Prompt:
Find every line with the word "Targets" and report how many there are, without any other text.

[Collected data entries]
○ ○ ○ ○

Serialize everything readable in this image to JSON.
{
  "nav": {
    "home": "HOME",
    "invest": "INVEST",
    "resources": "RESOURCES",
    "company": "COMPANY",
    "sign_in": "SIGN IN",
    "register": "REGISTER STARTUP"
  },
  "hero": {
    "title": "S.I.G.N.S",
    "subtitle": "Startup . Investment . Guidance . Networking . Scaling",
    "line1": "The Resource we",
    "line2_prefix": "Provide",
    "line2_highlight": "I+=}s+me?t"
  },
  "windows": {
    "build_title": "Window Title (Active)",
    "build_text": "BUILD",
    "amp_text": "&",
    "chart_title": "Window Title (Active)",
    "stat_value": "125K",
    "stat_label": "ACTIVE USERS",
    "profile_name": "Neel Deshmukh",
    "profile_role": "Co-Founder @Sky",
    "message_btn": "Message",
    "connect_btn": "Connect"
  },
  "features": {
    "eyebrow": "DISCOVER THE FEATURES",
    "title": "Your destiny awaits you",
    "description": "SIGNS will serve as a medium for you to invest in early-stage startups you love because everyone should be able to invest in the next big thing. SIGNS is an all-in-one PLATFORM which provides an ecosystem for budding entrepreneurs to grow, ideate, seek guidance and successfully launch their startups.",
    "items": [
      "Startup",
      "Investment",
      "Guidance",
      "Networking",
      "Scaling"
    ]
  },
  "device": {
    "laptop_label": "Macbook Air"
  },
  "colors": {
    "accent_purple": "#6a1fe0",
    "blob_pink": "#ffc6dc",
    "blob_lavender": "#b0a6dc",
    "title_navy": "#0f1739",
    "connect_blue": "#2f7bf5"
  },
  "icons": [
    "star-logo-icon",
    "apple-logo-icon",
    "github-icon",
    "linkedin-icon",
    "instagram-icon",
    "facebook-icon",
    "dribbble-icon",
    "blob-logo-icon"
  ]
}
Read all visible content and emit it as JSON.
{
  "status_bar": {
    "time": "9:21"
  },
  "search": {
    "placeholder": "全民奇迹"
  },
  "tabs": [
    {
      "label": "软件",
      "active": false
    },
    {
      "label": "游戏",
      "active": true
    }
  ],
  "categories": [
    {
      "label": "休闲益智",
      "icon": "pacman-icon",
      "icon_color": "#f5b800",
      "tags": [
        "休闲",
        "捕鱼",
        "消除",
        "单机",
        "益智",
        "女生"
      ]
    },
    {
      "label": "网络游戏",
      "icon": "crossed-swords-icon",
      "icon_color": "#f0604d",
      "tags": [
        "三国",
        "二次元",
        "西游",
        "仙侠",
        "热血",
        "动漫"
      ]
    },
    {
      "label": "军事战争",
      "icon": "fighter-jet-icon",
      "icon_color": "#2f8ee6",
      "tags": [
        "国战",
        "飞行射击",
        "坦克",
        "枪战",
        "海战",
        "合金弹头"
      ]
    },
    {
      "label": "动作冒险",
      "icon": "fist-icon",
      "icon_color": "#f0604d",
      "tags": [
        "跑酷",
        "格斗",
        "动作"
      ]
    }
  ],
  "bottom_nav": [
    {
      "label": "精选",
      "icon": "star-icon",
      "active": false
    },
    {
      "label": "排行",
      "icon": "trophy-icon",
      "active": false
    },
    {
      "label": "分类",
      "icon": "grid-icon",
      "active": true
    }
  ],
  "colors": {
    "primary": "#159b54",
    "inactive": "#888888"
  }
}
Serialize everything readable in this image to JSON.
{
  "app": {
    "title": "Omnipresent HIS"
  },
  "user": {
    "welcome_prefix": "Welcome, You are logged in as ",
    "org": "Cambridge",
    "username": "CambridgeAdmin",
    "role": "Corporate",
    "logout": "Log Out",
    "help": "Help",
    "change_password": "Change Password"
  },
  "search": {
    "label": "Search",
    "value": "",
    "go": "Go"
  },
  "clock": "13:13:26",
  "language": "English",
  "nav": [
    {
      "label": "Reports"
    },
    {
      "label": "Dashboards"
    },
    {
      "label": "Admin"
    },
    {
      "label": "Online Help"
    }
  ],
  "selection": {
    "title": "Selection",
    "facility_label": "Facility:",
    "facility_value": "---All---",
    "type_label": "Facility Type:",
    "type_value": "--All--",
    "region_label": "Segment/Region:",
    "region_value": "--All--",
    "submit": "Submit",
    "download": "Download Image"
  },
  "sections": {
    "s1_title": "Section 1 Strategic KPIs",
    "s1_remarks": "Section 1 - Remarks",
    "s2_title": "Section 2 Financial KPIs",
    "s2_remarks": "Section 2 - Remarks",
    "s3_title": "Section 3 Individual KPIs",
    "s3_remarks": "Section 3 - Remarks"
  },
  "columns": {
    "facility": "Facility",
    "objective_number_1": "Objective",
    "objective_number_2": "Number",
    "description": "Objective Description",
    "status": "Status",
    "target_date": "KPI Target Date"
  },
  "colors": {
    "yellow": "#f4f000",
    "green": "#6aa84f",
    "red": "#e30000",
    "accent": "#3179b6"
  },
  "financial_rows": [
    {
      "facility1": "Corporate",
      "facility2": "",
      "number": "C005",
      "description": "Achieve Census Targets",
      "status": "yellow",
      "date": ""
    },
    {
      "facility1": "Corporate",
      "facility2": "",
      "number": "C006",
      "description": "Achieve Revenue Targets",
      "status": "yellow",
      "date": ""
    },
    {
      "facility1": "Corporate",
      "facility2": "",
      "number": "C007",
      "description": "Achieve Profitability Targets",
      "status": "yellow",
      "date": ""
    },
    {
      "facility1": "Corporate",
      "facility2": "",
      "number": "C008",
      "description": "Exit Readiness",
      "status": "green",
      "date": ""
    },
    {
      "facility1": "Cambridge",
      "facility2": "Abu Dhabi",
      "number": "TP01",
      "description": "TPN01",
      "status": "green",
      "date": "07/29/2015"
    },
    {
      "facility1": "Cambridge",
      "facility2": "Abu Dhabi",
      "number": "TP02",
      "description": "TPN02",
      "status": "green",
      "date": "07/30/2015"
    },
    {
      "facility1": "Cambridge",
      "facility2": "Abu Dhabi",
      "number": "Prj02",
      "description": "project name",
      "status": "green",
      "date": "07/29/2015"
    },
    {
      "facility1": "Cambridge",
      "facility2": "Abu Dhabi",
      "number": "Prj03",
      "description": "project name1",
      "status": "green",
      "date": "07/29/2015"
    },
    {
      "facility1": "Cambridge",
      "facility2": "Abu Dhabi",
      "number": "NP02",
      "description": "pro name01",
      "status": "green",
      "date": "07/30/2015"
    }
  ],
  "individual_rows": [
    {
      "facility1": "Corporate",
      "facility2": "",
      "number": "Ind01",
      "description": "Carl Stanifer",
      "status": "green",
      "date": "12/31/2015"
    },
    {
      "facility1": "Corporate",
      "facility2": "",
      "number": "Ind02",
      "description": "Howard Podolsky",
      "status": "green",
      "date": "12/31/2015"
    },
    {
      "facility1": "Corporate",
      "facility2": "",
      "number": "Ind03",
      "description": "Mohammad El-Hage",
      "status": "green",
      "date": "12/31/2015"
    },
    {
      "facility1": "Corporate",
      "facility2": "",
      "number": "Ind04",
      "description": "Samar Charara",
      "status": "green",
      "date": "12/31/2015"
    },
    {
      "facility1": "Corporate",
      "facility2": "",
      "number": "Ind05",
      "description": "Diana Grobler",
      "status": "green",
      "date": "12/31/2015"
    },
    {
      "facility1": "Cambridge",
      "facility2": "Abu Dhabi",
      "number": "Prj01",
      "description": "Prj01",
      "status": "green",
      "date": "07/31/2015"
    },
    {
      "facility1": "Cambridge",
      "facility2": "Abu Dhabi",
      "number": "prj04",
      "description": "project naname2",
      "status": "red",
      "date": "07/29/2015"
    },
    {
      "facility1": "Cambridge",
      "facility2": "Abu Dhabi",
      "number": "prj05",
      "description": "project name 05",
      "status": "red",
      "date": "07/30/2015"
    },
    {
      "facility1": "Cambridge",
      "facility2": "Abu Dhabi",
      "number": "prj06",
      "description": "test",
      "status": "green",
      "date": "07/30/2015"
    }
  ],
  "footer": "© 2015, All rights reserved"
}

○ ○ ○ ○

Solution to the problem:
3